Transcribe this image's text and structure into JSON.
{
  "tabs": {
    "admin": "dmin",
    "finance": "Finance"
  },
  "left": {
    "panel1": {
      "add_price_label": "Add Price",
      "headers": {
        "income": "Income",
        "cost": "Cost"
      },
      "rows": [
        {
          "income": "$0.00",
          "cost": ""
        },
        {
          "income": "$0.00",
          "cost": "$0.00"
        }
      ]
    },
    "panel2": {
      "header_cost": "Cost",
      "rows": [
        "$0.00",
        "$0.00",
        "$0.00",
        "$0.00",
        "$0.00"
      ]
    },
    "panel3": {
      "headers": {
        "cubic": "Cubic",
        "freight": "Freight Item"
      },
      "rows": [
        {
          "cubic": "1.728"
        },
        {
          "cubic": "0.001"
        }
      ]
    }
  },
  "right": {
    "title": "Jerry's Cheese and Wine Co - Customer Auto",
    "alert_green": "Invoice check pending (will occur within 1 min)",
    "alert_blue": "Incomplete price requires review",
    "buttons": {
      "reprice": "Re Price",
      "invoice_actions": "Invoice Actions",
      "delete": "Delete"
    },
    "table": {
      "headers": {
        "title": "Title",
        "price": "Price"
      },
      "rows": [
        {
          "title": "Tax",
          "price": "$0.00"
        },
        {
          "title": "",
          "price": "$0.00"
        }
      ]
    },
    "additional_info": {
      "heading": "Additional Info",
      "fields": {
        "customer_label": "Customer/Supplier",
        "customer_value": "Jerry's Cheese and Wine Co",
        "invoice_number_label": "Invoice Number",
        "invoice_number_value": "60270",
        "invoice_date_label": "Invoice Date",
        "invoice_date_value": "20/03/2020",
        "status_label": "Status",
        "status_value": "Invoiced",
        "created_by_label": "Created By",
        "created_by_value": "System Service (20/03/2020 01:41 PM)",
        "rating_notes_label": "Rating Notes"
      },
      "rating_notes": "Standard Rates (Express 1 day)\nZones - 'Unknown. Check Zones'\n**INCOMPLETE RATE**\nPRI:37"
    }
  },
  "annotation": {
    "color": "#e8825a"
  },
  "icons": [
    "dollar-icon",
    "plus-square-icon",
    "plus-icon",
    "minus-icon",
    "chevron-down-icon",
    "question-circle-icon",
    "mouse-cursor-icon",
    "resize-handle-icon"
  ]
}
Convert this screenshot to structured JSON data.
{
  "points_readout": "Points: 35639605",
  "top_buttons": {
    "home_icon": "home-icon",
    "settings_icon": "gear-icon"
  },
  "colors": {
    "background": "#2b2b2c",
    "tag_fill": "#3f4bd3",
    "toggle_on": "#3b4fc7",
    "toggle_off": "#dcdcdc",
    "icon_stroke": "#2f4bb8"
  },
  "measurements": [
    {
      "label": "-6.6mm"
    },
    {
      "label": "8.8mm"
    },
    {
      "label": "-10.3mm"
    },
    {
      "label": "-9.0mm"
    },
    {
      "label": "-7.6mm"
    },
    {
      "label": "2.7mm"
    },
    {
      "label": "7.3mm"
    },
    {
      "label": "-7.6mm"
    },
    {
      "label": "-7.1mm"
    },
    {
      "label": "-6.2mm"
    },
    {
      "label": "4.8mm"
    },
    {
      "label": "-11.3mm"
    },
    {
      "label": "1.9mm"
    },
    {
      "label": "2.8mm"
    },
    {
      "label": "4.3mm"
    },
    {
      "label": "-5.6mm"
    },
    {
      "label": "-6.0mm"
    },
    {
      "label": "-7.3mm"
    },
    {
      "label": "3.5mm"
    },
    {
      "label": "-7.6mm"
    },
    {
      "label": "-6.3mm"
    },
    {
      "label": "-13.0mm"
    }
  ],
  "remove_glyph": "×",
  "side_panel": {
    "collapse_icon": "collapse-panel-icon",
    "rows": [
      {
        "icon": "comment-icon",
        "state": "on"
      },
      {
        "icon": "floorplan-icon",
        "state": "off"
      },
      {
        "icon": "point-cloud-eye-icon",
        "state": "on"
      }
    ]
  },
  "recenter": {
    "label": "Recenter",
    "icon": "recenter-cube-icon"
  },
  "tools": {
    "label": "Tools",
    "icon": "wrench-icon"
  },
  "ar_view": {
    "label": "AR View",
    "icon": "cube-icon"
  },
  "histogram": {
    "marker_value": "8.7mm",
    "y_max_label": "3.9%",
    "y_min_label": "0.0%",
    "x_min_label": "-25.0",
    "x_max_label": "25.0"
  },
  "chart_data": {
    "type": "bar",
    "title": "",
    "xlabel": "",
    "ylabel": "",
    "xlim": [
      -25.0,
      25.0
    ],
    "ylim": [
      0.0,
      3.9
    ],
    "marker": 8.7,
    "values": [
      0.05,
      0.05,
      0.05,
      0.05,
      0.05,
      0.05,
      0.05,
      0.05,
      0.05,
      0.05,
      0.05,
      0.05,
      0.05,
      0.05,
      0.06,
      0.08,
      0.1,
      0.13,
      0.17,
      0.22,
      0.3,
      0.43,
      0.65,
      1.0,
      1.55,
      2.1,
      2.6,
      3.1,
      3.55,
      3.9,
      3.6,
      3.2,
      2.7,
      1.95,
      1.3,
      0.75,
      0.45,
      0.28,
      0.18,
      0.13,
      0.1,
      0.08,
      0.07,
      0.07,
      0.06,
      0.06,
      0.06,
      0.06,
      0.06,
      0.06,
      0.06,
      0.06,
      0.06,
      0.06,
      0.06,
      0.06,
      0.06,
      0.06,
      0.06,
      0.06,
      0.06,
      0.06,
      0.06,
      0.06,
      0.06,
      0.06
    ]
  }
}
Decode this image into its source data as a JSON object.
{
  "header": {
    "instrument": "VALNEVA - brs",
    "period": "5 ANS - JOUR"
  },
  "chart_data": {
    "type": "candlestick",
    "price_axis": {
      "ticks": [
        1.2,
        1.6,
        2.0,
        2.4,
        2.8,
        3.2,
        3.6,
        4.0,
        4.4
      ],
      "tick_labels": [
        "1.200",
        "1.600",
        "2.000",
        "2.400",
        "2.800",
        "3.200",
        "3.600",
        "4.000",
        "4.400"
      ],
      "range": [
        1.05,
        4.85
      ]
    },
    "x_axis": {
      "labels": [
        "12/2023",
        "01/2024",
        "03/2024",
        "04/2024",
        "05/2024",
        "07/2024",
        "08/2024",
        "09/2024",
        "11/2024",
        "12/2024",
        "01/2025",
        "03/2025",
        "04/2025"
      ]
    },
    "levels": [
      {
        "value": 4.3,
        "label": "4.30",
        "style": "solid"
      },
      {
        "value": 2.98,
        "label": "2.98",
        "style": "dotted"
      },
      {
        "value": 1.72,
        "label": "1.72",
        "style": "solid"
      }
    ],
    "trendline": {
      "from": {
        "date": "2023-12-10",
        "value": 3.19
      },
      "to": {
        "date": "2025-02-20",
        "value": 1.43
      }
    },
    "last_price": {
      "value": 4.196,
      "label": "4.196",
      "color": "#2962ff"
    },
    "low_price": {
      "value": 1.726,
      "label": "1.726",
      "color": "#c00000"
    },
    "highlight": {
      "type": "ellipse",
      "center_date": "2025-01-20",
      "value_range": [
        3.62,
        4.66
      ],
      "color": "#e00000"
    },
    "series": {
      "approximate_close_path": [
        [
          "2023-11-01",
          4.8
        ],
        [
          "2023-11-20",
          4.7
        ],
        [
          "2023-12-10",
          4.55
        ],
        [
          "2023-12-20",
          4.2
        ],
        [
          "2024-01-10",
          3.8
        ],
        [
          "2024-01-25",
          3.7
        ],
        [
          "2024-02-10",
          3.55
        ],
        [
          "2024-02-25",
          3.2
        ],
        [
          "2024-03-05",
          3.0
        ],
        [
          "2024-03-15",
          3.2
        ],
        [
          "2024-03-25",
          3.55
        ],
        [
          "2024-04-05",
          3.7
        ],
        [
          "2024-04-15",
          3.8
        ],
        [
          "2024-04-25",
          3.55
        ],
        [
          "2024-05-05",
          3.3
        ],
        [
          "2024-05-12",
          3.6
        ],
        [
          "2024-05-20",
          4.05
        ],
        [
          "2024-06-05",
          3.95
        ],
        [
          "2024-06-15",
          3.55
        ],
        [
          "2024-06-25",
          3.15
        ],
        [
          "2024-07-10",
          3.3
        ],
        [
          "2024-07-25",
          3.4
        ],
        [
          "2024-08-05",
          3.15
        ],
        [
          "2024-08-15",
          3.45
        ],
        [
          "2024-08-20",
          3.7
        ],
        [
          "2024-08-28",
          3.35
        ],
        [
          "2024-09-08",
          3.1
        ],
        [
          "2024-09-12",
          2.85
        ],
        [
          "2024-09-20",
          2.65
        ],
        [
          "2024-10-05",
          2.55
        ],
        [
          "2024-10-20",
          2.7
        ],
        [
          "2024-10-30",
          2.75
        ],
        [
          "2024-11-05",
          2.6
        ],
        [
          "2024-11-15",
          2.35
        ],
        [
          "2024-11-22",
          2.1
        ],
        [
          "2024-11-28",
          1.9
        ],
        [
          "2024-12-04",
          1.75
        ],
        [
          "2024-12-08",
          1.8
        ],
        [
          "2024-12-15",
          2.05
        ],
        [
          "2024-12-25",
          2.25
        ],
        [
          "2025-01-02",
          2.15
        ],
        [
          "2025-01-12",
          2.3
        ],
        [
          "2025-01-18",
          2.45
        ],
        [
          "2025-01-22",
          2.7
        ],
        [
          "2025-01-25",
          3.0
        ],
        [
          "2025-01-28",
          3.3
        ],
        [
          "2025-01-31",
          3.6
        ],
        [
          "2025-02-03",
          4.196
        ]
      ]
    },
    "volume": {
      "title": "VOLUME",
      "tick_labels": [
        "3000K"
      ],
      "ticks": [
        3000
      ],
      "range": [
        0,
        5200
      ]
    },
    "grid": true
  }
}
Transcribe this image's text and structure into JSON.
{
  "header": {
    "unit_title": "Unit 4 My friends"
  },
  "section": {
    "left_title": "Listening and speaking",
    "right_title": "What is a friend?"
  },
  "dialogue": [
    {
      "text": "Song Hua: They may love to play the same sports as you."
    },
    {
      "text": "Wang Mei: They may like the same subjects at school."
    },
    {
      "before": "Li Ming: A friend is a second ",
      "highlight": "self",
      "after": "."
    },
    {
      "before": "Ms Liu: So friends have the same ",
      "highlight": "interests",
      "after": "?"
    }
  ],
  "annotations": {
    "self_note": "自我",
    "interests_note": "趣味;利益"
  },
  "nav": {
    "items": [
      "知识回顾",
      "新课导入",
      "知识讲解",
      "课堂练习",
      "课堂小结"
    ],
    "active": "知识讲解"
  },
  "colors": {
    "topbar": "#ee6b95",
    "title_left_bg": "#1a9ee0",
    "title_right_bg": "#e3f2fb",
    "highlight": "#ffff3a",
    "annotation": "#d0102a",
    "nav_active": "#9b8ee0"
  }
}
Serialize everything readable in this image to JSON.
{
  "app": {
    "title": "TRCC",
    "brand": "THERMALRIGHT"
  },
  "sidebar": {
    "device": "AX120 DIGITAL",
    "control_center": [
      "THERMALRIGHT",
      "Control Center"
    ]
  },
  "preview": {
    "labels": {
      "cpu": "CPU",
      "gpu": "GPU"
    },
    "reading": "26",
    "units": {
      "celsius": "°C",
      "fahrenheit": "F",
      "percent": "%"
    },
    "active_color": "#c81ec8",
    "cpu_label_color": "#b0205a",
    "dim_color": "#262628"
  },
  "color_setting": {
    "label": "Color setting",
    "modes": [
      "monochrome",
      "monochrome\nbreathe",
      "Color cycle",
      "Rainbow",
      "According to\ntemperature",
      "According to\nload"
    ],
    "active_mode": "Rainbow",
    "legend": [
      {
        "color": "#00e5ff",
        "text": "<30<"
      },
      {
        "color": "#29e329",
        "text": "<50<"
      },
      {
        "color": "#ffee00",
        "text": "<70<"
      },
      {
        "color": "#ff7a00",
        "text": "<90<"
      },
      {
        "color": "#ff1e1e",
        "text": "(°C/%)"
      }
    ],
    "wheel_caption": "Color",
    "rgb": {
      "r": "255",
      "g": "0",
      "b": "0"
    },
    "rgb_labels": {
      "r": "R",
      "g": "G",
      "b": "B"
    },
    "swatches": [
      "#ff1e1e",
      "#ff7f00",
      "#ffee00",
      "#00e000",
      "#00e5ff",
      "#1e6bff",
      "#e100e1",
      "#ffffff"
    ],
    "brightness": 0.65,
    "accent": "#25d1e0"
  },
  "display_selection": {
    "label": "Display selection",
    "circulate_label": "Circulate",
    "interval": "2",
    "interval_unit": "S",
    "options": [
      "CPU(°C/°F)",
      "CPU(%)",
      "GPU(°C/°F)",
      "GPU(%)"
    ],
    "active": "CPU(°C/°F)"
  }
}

■ REQUIREMENT: Search the records for the word "They", then list every line that has it.

■ WRITTEN ANSWER:
      "text": "Song Hua: They may love to play the same sports as you."
      "text": "Wang Mei: They may like the same subjects at school."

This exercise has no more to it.